▸ WHAT YOU ARE ASKED TO DO
Give the number of lines that include the string "учитывающий", nothing more.

(Records)

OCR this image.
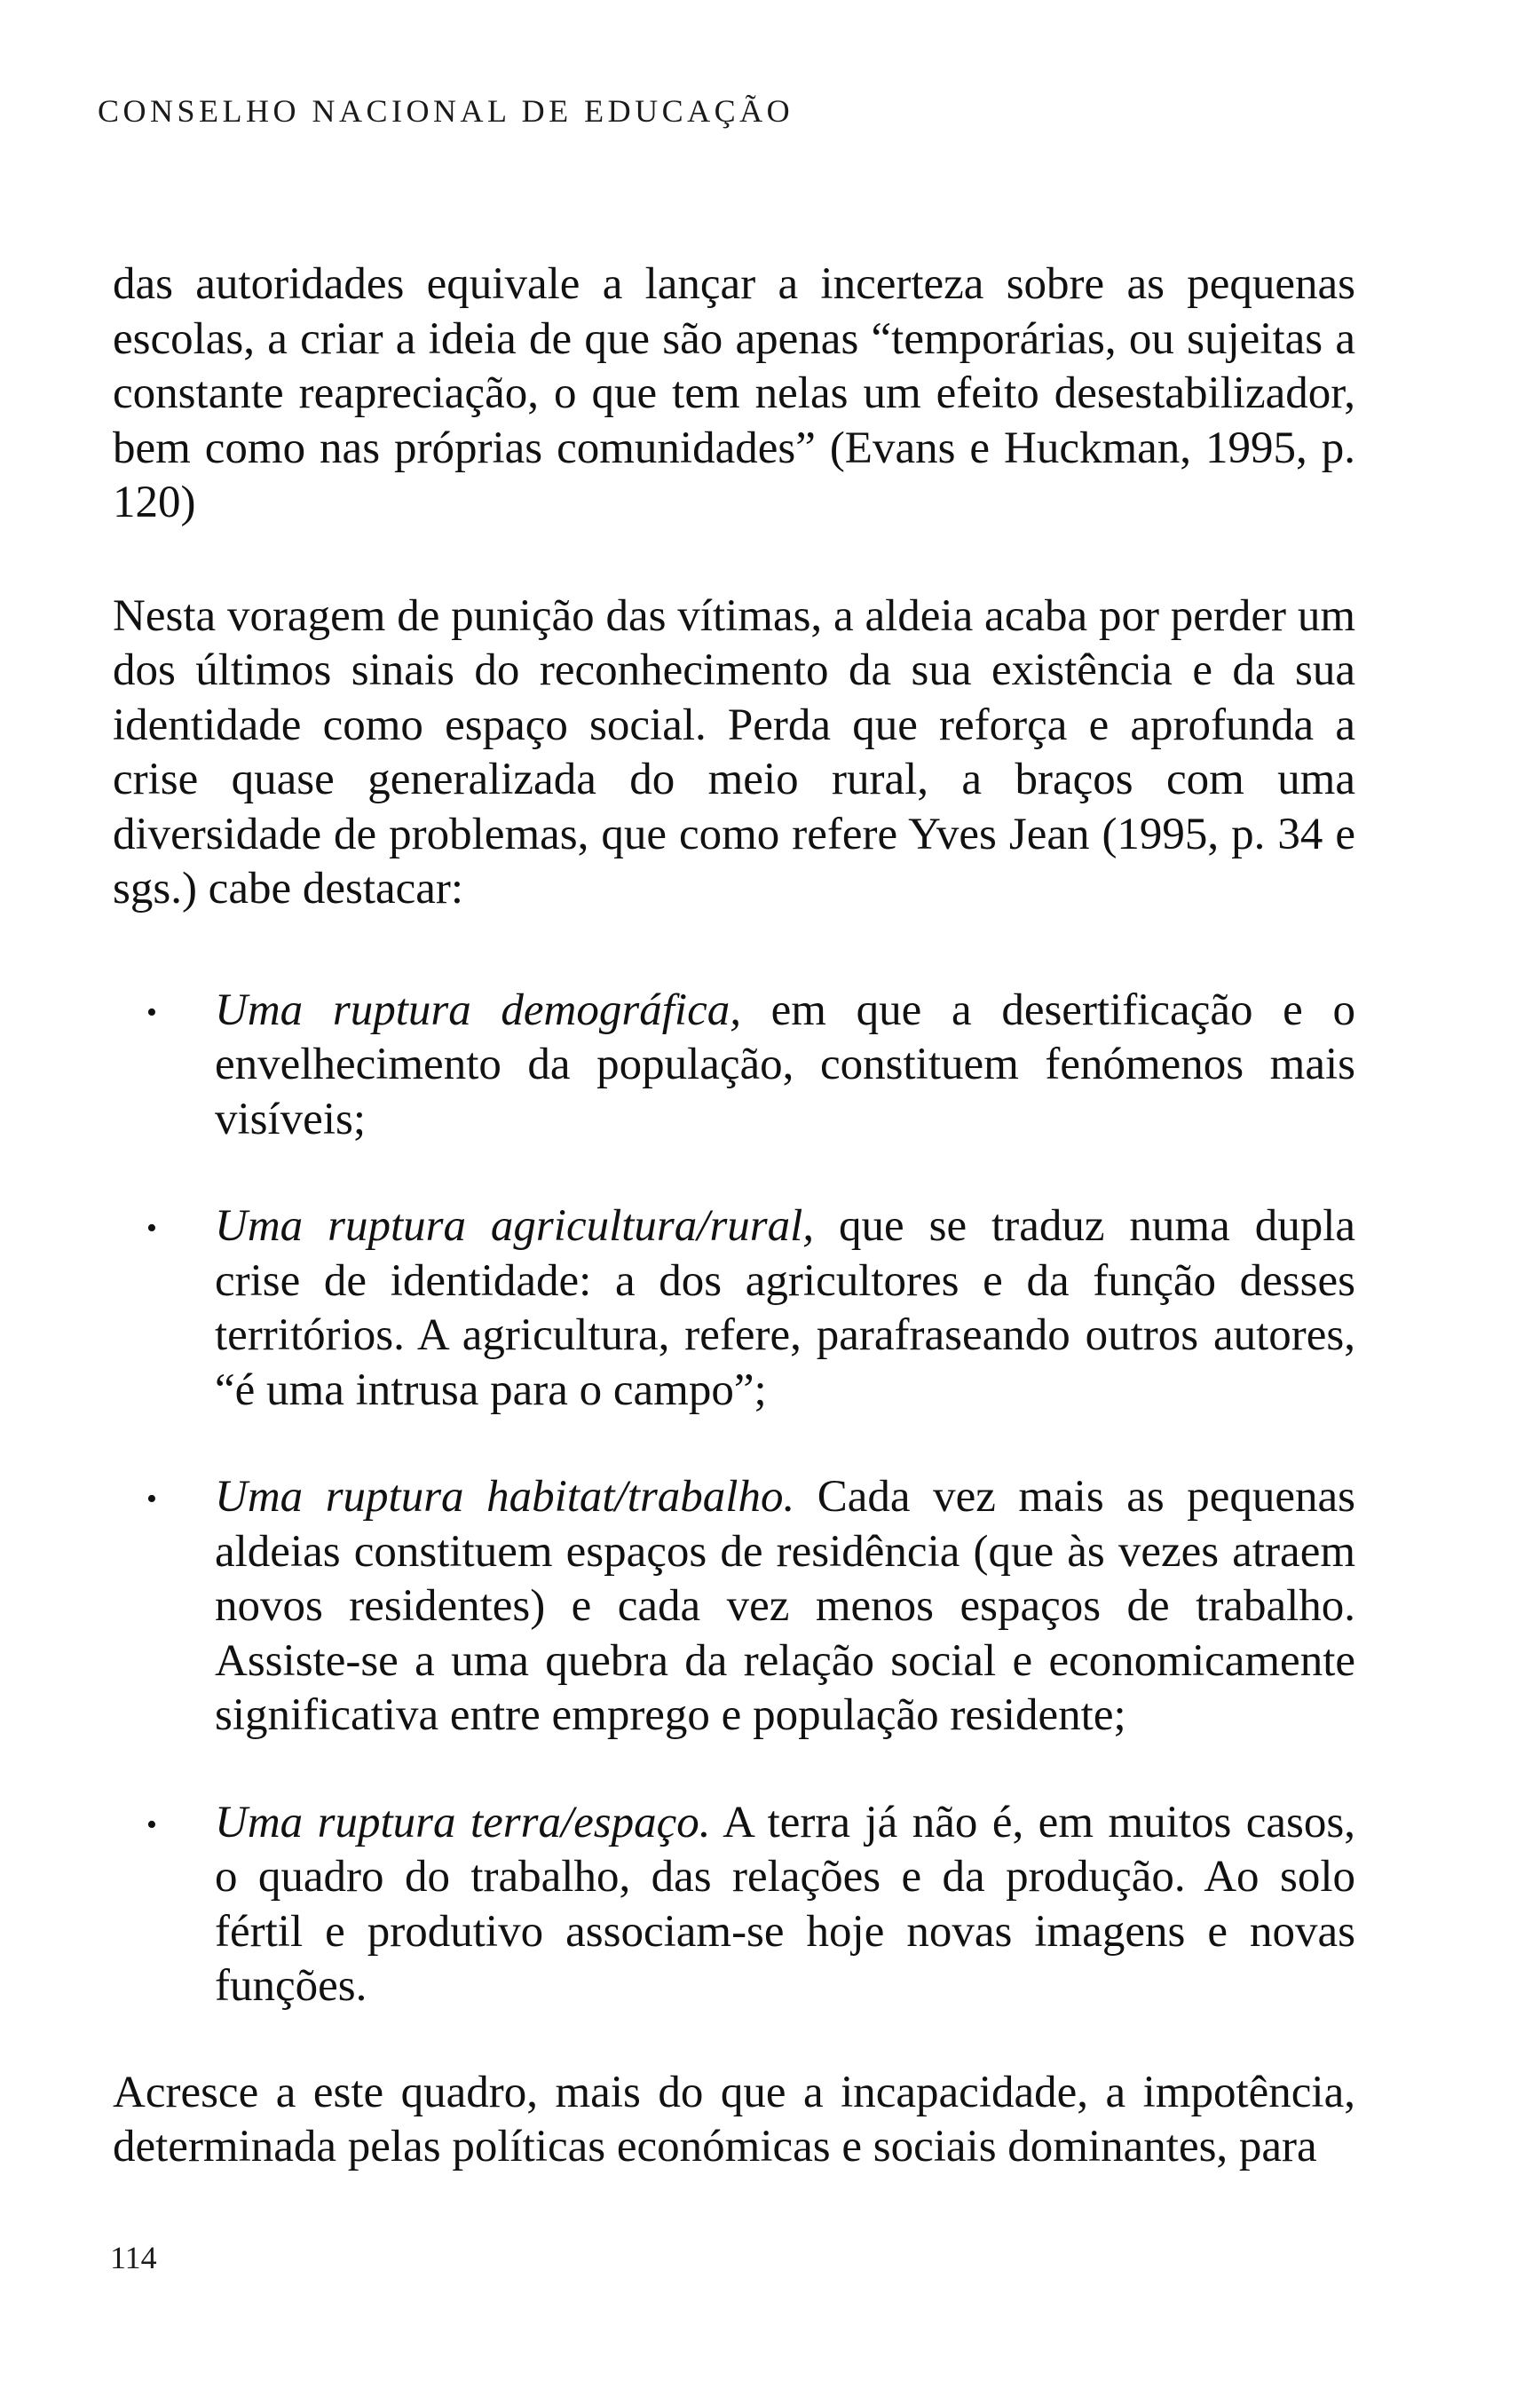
CONSELHO NACIONAL DE EDUCAÇÃO

das autoridades equivale a lançar a incerteza sobre as pequenas escolas, a criar a ideia de que são apenas “temporárias, ou sujeitas a constante reapreciação, o que tem nelas um efeito desestabilizador, bem como nas próprias comunidades” (Evans e Huckman, 1995, p. 120)

Nesta voragem de punição das vítimas, a aldeia acaba por perder um dos últimos sinais do reconhecimento da sua existência e da sua identidade como espaço social. Perda que reforça e aprofunda a crise quase generalizada do meio rural, a braços com uma diversidade de problemas, que como refere Yves Jean (1995, p. 34 e sgs.) cabe destacar:

• Uma ruptura demográfica, em que a desertificação e o envelhecimento da população, constituem fenómenos mais visíveis;
• Uma ruptura agricultura/rural, que se traduz numa dupla crise de identidade: a dos agricultores e da função desses territórios. A agricultura, refere, parafraseando outros autores, “é uma intrusa para o campo”;
• Uma ruptura habitat/trabalho. Cada vez mais as pequenas aldeias constituem espaços de residência (que às vezes atraem novos residentes) e cada vez menos espaços de trabalho. Assiste-se a uma quebra da relação social e economicamente significativa entre emprego e população residente;
• Uma ruptura terra/espaço. A terra já não é, em muitos casos, o quadro do trabalho, das relações e da produção. Ao solo fértil e produtivo associam-se hoje novas imagens e novas funções.

Acresce a este quadro, mais do que a incapacidade, a impotência, determinada pelas políticas económicas e sociais dominantes, para

114
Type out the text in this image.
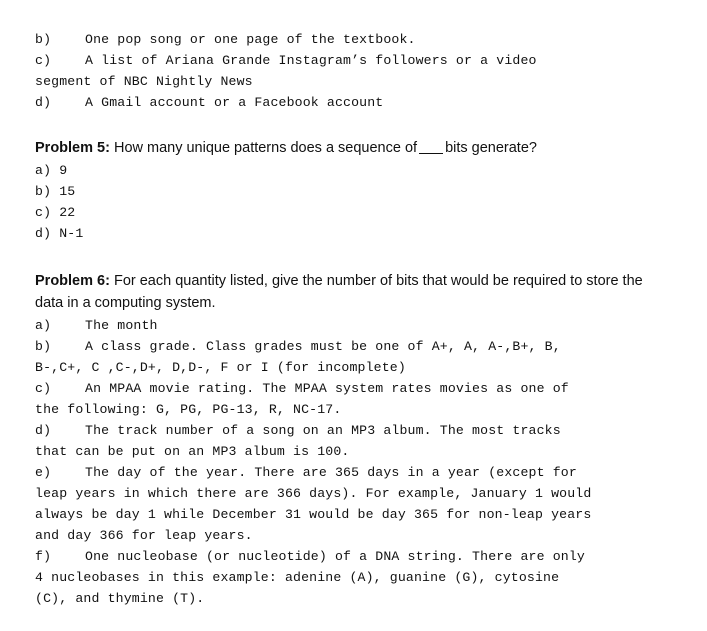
b)	One pop song or one page of the textbook.
c)	A list of Ariana Grande Instagram’s followers or a video
segment of NBC Nightly News
d)	A Gmail account or a Facebook account
Problem 5: How many unique patterns does a sequence of bits generate?
a) 9
b) 15
c) 22
d) N-1
Problem 6: For each quantity listed, give the number of bits that would be required to store the
data in a computing system.
a)	The month
b)	A class grade. Class grades must be one of A+, A, A-,B+, B,
B-,C+, C ,C-,D+, D,D-, F or I (for incomplete)
c)	An MPAA movie rating. The MPAA system rates movies as one of
the following: G, PG, PG-13, R, NC-17.
d)	The track number of a song on an MP3 album. The most tracks
that can be put on an MP3 album is 100.
e)	The day of the year. There are 365 days in a year (except for
leap years in which there are 366 days). For example, January 1 would
always be day 1 while December 31 would be day 365 for non-leap years
and day 366 for leap years.
f)	One nucleobase (or nucleotide) of a DNA string. There are only
4 nucleobases in this example: adenine (A), guanine (G), cytosine
(C), and thymine (T).
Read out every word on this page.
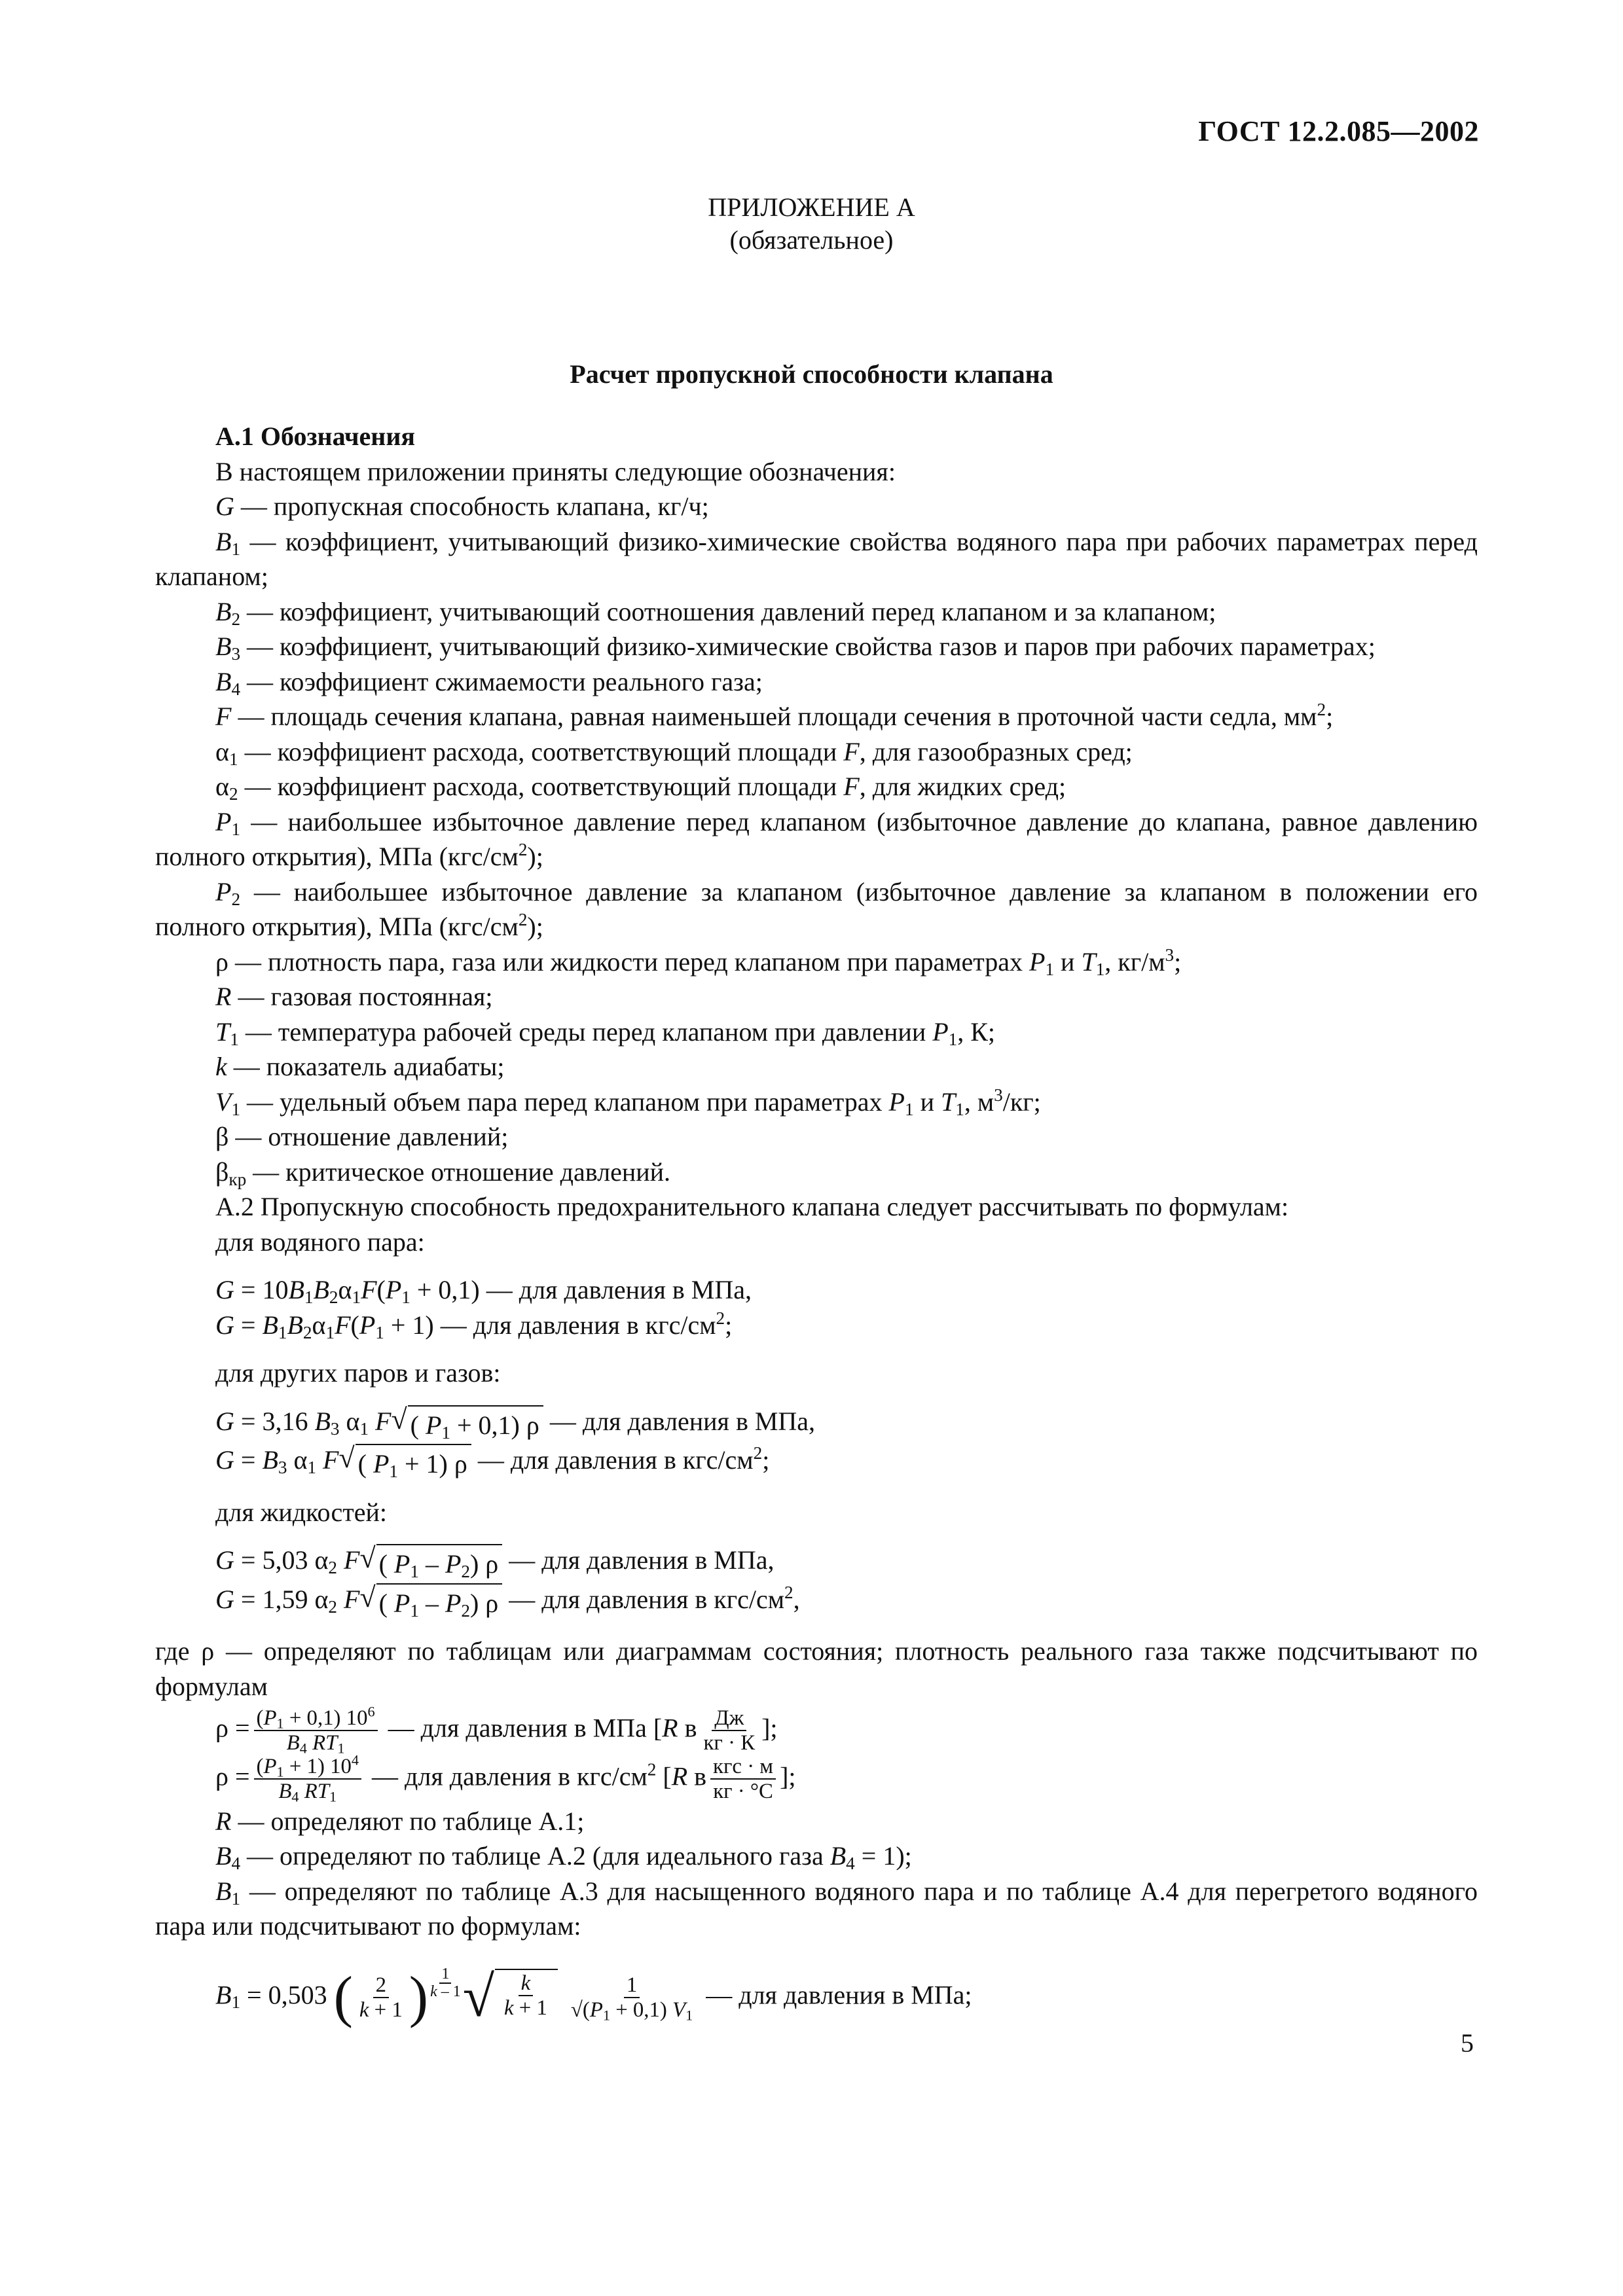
ГОСТ 12.2.085—2002
ПРИЛОЖЕНИЕ А
(обязательное)
Расчет пропускной способности клапана

А.1 Обозначения

В настоящем приложении приняты следующие обозначения:

G — пропускная способность клапана, кг/ч;

$B_1$ — коэффициент, учитывающий физико-химические свойства водяного пара при рабочих параметрах перед клапаном;

$B_2$ — коэффициент, учитывающий соотношения давлений перед клапаном и за клапаном;

$B_3$ — коэффициент, учитывающий физико-химические свойства газов и паров при рабочих параметрах;

$B_4$ — коэффициент сжимаемости реального газа;

F — площадь сечения клапана, равная наименьшей площади сечения в проточной части седла, $мм^2$;

$\alpha_1$ — коэффициент расхода, соответствующий площади F, для газообразных сред;

$\alpha_2$ — коэффициент расхода, соответствующий площади F, для жидких сред;

$P_1$ — наибольшее избыточное давление перед клапаном (избыточное давление до клапана, равное давлению полного открытия), МПа $(кгс/см^2)$;

$P_2$ — наибольшее избыточное давление за клапаном (избыточное давление за клапаном в положении его полного открытия), МПа $(кгс/см^2)$;

ρ — плотность пара, газа или жидкости перед клапаном при параметрах $P_1$ и $T_1$, $кг/м^3$;

R — газовая постоянная;

$T_1$ — температура рабочей среды перед клапаном при давлении $P_1$, К;

k — показатель адиабаты;

$V_1$ — удельный объем пара перед клапаном при параметрах $P_1$ и $T_1$, $м^3/кг$;

β — отношение давлений;

$\beta_{кр}$ — критическое отношение давлений.

А.2 Пропускную способность предохранительного клапана следует рассчитывать по формулам:

для водяного пара:

$G = 10B_1B_2\alpha_1F(P_1 + 0,1)$ — для давления в МПа,

$G = B_1B_2\alpha_1F(P_1 + 1)$ — для давления в кгс/$см^2$;

для других паров и газов:

G = 3,16 $B_3$ $\alpha_1$ F √ ( $P_1 + 0,1$) ρ — для давления в МПа,

$G = B_3$ $\alpha_1$ F √ ( $P_1 + 1$) ρ — для давления в кгс/$см^2$;

для жидкостей:

G = 5,03 $\alpha_2$ F √ ( $P_1 - P_2$) ρ — для давления в МПа,

G = 1,59 $\alpha_2$ F √ ( $P_1 - P_2$) ρ — для давления в кгс/$см^2$,

где ρ — определяют по таблицам или диаграммам состояния; плотность реального газа также подсчитывают по формулам

$\rho = \frac{(P_1 + 0,1) 10^6}{B_4 RT_1}$ — для давления в МПа [R в $\frac{Дж}{кг \cdot К}$ ];

$\rho = \frac{(P_1 + 1) 10^4}{B_4 RT_1}$ — для давления в кгс/$см^2$ [R в $\frac{\text{кгс · м}}{кг \cdot ^\circ С}$ ];

R — определяют по таблице А.1;

$B_4$ — определяют по таблице А.2 (для идеального газа $B_4 = 1$);

$B_1$ — определяют по таблице А.3 для насыщенного водяного пара и по таблице А.4 для перегретого водяного пара или подсчитывают по формулам:

$B_1 = 0,503$ ( $\frac{2}{k + 1}$ ) $\frac{1}{k - 1}$ √ $\frac{k}{k + 1}$
$\frac{1}{√(P_1 + 0,1) V_1}$ — для давления в МПа;

5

▸ FULL SOLUTION
3